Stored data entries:
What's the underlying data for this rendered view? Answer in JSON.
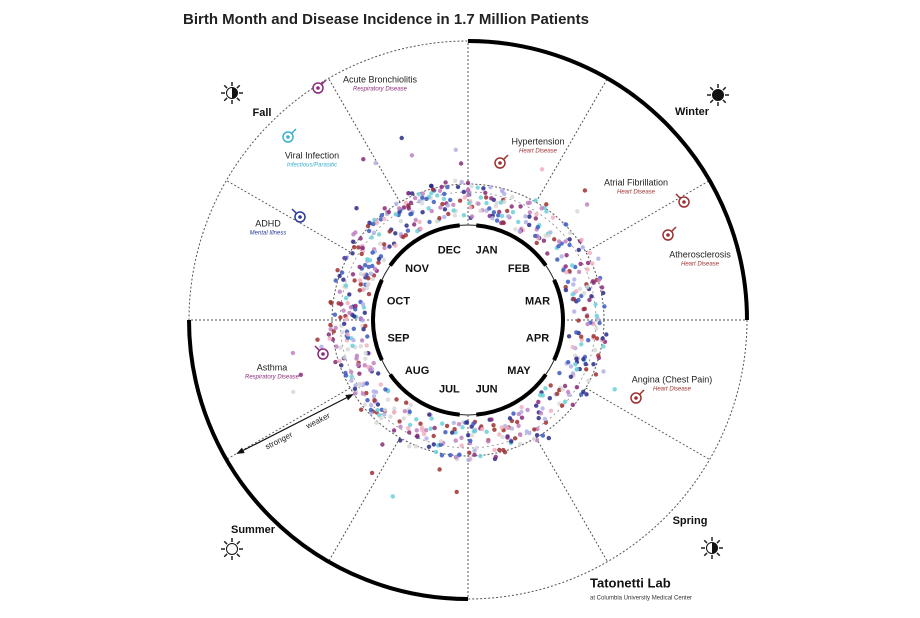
{
  "title": "Birth Month and Disease Incidence in 1.7 Million Patients",
  "months": [
    "JAN",
    "FEB",
    "MAR",
    "APR",
    "MAY",
    "JUN",
    "JUL",
    "AUG",
    "SEP",
    "OCT",
    "NOV",
    "DEC"
  ],
  "seasons": [
    "Fall",
    "Winter",
    "Summer",
    "Spring"
  ],
  "diseases": [
    {
      "name": "Acute Bronchiolitis",
      "category": "Respiratory Disease"
    },
    {
      "name": "Viral Infection",
      "category": "Infectious/Parasitic"
    },
    {
      "name": "ADHD",
      "category": "Mental Illness"
    },
    {
      "name": "Asthma",
      "category": "Respiratory Disease"
    },
    {
      "name": "Hypertension",
      "category": "Heart Disease"
    },
    {
      "name": "Atrial Fibrillation",
      "category": "Heart Disease"
    },
    {
      "name": "Atherosclerosis",
      "category": "Heart Disease"
    },
    {
      "name": "Angina (Chest Pain)",
      "category": "Heart Disease"
    }
  ],
  "scale": {
    "stronger": "stronger",
    "weaker": "weaker"
  },
  "footer": {
    "lab": "Tatonetti Lab",
    "institution": "at Columbia University Medical Center"
  }
}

● Problem requirements:
Reproduce the data word for word, excluding its pictures.

● Result of this task:
What's the underlying data for this rendered view? Answer in JSON.
{
  "title": "Birth Month and Disease Incidence in 1.7 Million Patients",
  "months": [
    "JAN",
    "FEB",
    "MAR",
    "APR",
    "MAY",
    "JUN",
    "JUL",
    "AUG",
    "SEP",
    "OCT",
    "NOV",
    "DEC"
  ],
  "seasons": [
    "Fall",
    "Winter",
    "Summer",
    "Spring"
  ],
  "diseases": [
    {
      "name": "Acute Bronchiolitis",
      "category": "Respiratory Disease"
    },
    {
      "name": "Viral Infection",
      "category": "Infectious/Parasitic"
    },
    {
      "name": "ADHD",
      "category": "Mental Illness"
    },
    {
      "name": "Asthma",
      "category": "Respiratory Disease"
    },
    {
      "name": "Hypertension",
      "category": "Heart Disease"
    },
    {
      "name": "Atrial Fibrillation",
      "category": "Heart Disease"
    },
    {
      "name": "Atherosclerosis",
      "category": "Heart Disease"
    },
    {
      "name": "Angina (Chest Pain)",
      "category": "Heart Disease"
    }
  ],
  "scale": {
    "stronger": "stronger",
    "weaker": "weaker"
  },
  "footer": {
    "lab": "Tatonetti Lab",
    "institution": "at Columbia University Medical Center"
  }
}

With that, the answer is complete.